[Input start]
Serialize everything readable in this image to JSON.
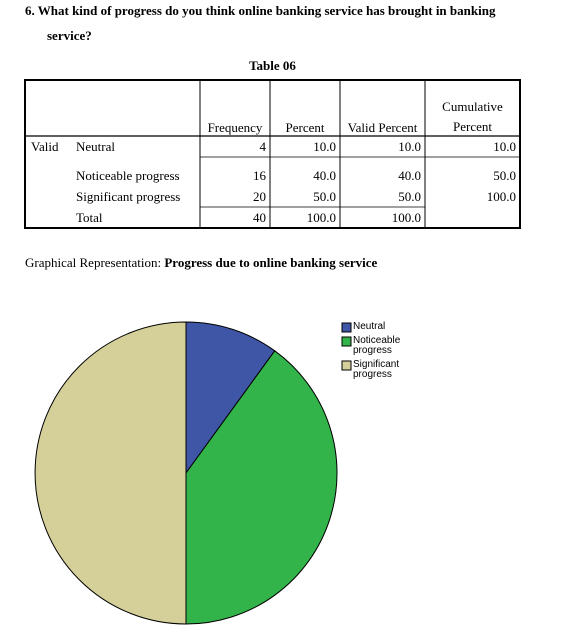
{
  "question": {
    "lines": [
      "6.  What kind of progress do you think online banking service has brought in banking",
      "service?"
    ]
  },
  "table": {
    "title": "Table 06",
    "columns": [
      "Frequency",
      "Percent",
      "Valid Percent",
      "Cumulative Percent"
    ],
    "group": "Valid",
    "rows": [
      [
        "Neutral",
        "4",
        "10.0",
        "10.0",
        "10.0"
      ],
      [
        "Noticeable progress",
        "16",
        "40.0",
        "40.0",
        "50.0"
      ],
      [
        "Significant progress",
        "20",
        "50.0",
        "50.0",
        "100.0"
      ],
      [
        "Total",
        "40",
        "100.0",
        "100.0"
      ]
    ]
  },
  "caption": {
    "prefix": "Graphical Representation:",
    "bold": "Progress due to online banking service"
  },
  "chart_data": {
    "type": "pie",
    "categories": [
      "Neutral",
      "Noticeable progress",
      "Significant progress"
    ],
    "values": [
      10,
      40,
      50
    ],
    "colors": [
      "#3f55a6",
      "#33b44a",
      "#d5d09a"
    ],
    "legend": "upper right"
  }
}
[Input end]
**Work to be completed:**
Set down the complete material exactly, but do not include the images.

**Written answer:**
Serialize everything readable in this image to JSON.
{
  "question": {
    "lines": [
      "6.  What kind of progress do you think online banking service has brought in banking",
      "service?"
    ]
  },
  "table": {
    "title": "Table 06",
    "columns": [
      "Frequency",
      "Percent",
      "Valid Percent",
      "Cumulative Percent"
    ],
    "group": "Valid",
    "rows": [
      [
        "Neutral",
        "4",
        "10.0",
        "10.0",
        "10.0"
      ],
      [
        "Noticeable progress",
        "16",
        "40.0",
        "40.0",
        "50.0"
      ],
      [
        "Significant progress",
        "20",
        "50.0",
        "50.0",
        "100.0"
      ],
      [
        "Total",
        "40",
        "100.0",
        "100.0"
      ]
    ]
  },
  "caption": {
    "prefix": "Graphical Representation:",
    "bold": "Progress due to online banking service"
  },
  "chart_data": {
    "type": "pie",
    "categories": [
      "Neutral",
      "Noticeable progress",
      "Significant progress"
    ],
    "values": [
      10,
      40,
      50
    ],
    "colors": [
      "#3f55a6",
      "#33b44a",
      "#d5d09a"
    ],
    "legend": "upper right"
  }
}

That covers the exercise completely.